▶ _Exercise brief_: For the records below, say how many lines contain the string "title". Give the number only.

▶ _Figure content listings_:
▬▬▬▬▬▬▬▬▬▬

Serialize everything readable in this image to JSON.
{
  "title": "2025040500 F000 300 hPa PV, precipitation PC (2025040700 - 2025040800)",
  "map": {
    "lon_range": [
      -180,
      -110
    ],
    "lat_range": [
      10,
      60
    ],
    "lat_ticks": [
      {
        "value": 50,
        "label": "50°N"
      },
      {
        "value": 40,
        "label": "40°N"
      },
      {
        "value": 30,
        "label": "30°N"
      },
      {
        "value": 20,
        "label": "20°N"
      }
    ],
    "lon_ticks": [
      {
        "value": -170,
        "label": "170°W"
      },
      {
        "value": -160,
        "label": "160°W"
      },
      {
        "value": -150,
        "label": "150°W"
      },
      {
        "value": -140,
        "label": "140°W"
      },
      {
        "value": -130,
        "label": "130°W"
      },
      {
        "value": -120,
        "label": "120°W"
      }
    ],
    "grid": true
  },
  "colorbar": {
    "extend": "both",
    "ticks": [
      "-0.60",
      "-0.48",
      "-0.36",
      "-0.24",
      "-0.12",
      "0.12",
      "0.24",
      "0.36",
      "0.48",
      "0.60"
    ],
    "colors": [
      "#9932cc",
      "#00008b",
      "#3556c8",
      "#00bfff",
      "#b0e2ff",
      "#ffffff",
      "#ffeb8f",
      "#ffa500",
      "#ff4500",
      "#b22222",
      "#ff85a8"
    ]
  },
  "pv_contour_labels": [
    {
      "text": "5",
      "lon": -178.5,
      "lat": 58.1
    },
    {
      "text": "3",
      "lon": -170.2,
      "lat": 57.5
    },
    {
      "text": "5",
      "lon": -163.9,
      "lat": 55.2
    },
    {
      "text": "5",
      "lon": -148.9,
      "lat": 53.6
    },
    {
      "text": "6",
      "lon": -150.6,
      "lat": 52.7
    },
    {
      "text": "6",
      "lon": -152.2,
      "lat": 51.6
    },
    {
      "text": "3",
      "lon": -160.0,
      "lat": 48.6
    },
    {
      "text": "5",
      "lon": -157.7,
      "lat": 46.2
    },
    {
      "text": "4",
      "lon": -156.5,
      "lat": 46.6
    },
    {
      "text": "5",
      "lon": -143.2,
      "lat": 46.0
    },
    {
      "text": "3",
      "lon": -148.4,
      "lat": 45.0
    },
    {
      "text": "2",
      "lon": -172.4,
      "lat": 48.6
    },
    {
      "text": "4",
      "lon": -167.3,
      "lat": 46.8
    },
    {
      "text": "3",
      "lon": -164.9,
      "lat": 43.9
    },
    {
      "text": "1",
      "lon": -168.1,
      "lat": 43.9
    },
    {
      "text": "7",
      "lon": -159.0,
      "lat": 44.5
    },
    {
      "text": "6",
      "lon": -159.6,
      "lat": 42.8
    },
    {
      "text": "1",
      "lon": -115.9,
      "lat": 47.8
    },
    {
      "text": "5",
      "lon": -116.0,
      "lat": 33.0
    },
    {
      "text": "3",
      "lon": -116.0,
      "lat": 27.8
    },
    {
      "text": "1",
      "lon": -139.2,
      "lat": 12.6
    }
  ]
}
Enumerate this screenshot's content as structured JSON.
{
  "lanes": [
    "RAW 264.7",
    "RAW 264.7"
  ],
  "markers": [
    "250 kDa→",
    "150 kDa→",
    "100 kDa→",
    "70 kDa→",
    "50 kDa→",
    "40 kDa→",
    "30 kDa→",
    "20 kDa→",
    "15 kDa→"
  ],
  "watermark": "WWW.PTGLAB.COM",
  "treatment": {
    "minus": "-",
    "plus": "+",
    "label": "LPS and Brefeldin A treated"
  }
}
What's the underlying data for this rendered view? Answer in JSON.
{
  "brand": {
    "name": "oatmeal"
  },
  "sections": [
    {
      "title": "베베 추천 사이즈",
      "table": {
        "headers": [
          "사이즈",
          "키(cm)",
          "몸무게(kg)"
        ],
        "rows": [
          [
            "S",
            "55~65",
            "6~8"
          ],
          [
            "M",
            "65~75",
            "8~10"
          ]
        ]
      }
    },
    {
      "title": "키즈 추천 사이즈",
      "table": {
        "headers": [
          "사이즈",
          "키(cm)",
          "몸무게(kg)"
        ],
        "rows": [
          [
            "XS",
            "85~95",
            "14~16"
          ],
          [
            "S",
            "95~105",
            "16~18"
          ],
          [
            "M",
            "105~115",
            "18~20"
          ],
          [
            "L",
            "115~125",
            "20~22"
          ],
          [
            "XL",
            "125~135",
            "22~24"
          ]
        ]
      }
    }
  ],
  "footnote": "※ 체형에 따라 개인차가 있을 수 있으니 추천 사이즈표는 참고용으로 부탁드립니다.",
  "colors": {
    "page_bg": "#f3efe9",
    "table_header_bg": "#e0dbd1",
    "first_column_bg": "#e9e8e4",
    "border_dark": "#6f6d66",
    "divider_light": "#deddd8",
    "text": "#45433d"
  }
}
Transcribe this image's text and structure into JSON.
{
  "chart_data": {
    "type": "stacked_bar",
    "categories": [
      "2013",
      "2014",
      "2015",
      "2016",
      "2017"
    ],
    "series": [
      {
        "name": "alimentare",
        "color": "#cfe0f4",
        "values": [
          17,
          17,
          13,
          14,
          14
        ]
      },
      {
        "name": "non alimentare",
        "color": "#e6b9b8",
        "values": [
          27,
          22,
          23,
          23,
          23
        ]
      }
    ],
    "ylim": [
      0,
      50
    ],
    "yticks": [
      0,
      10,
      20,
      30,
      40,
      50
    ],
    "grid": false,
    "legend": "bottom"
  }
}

▬▬▬▬▬▬▬▬▬▬

▶ _Output for this exercise_: 3